# start of PROVIDED ENTRIES

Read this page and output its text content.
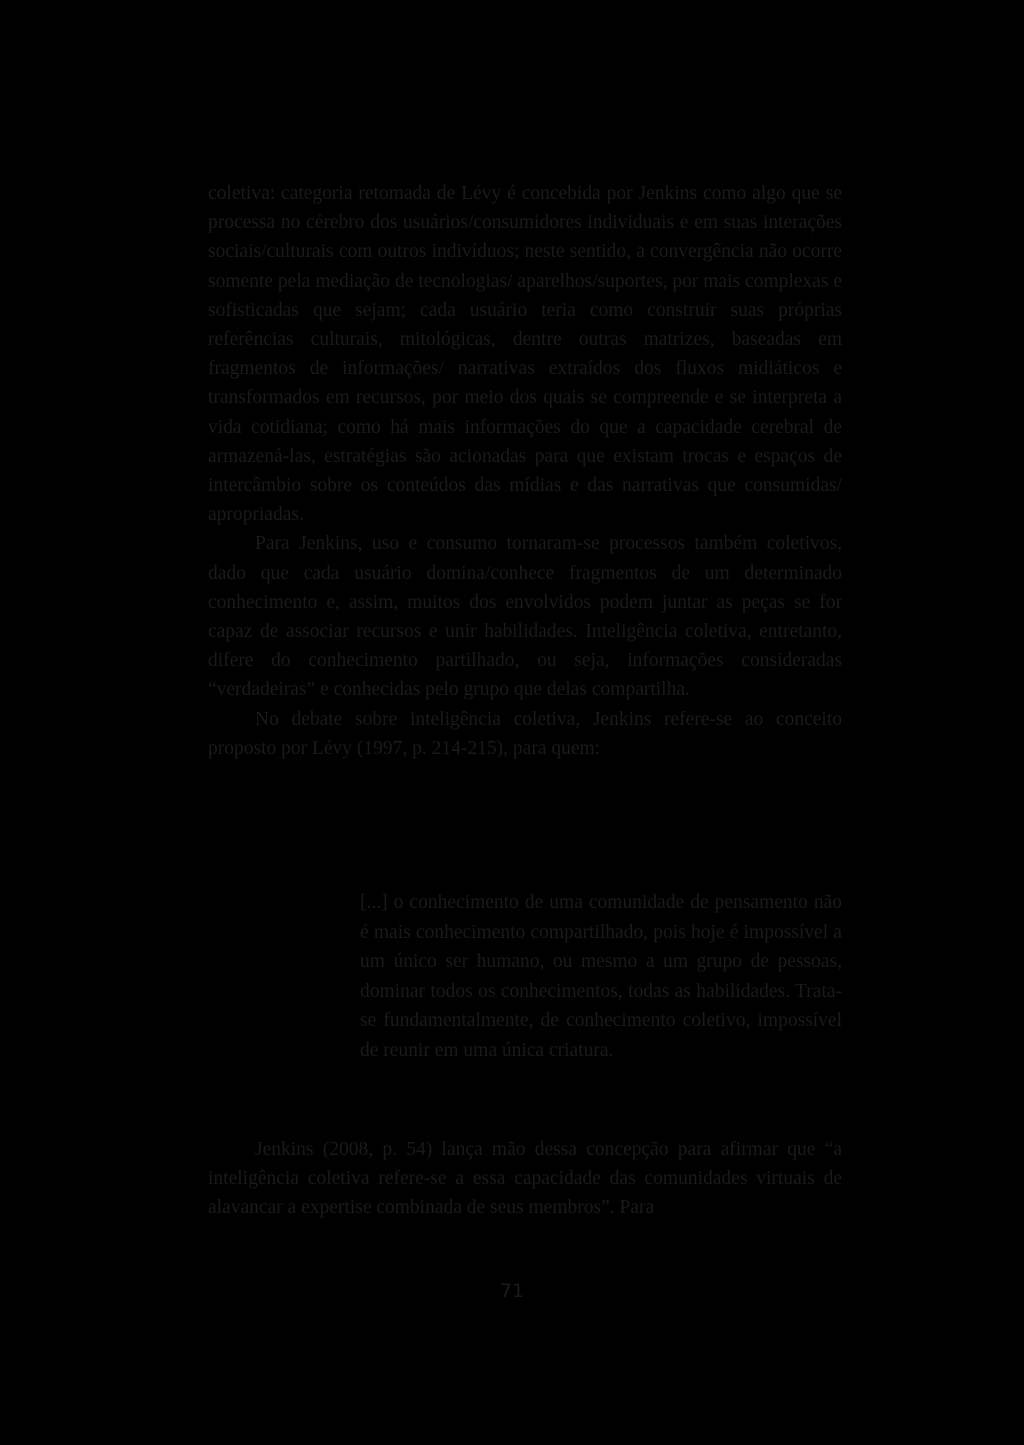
coletiva: categoria retomada de Lévy é concebida por Jenkins como algo que se processa no cérebro dos usuários/consumidores individuais e em suas interações sociais/culturais com outros indivíduos; neste sentido, a convergência não ocorre somente pela mediação de tecnologias/ aparelhos/suportes, por mais complexas e sofisticadas que sejam; cada usuário teria como construir suas próprias referências culturais, mitológicas, dentre outras matrizes, baseadas em fragmentos de informações/ narrativas extraídos dos fluxos midiáticos e transformados em recursos, por meio dos quais se compreende e se interpreta a vida cotidiana; como há mais informações do que a capacidade cerebral de armazená-las, estratégias são acionadas para que existam trocas e espaços de intercâmbio sobre os conteúdos das mídias e das narrativas que consumidas/ apropriadas.

Para Jenkins, uso e consumo tornaram-se processos também coletivos, dado que cada usuário domina/conhece fragmentos de um determinado conhecimento e, assim, muitos dos envolvidos podem juntar as peças se for capaz de associar recursos e unir habilidades. Inteligência coletiva, entretanto, difere do conhecimento partilhado, ou seja, informações consideradas “verdadeiras” e conhecidas pelo grupo que delas compartilha.

No debate sobre inteligência coletiva, Jenkins refere-se ao conceito proposto por Lévy (1997, p. 214-215), para quem:

[...] o conhecimento de uma comunidade de pensamento não é mais conhecimento compartilhado, pois hoje é impossível a um único ser humano, ou mesmo a um grupo de pessoas, dominar todos os conhecimentos, todas as habilidades. Trata-se fundamentalmente, de conhecimento coletivo, impossível de reunir em uma única criatura.

Jenkins (2008, p. 54) lança mão dessa concepção para afirmar que “a inteligência coletiva refere-se a essa capacidade das comunidades virtuais de alavancar a expertise combinada de seus membros”. Para

71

# end of PROVIDED ENTRIES

WORK TO BE COMPLETED:
Locate the string "capacidade" in the listing above and copy every line where it occurs.

FINISHED ANSWER:
coletiva: categoria retomada de Lévy é concebida por Jenkins como algo que se processa no cérebro dos usuários/consumidores individuais e em suas interações sociais/culturais com outros indivíduos; neste sentido, a convergência não ocorre somente pela mediação de tecnologias/ aparelhos/suportes, por mais complexas e sofisticadas que sejam; cada usuário teria como construir suas próprias referências culturais, mitológicas, dentre outras matrizes, baseadas em fragmentos de informações/ narrativas extraídos dos fluxos midiáticos e transformados em recursos, por meio dos quais se compreende e se interpreta a vida cotidiana; como há mais informações do que a capacidade cerebral de armazená-las, estratégias são acionadas para que existam trocas e espaços de intercâmbio sobre os conteúdos das mídias e das narrativas que consumidas/ apropriadas.
Jenkins (2008, p. 54) lança mão dessa concepção para afirmar que “a inteligência coletiva refere-se a essa capacidade das comunidades virtuais de alavancar a expertise combinada de seus membros”. Para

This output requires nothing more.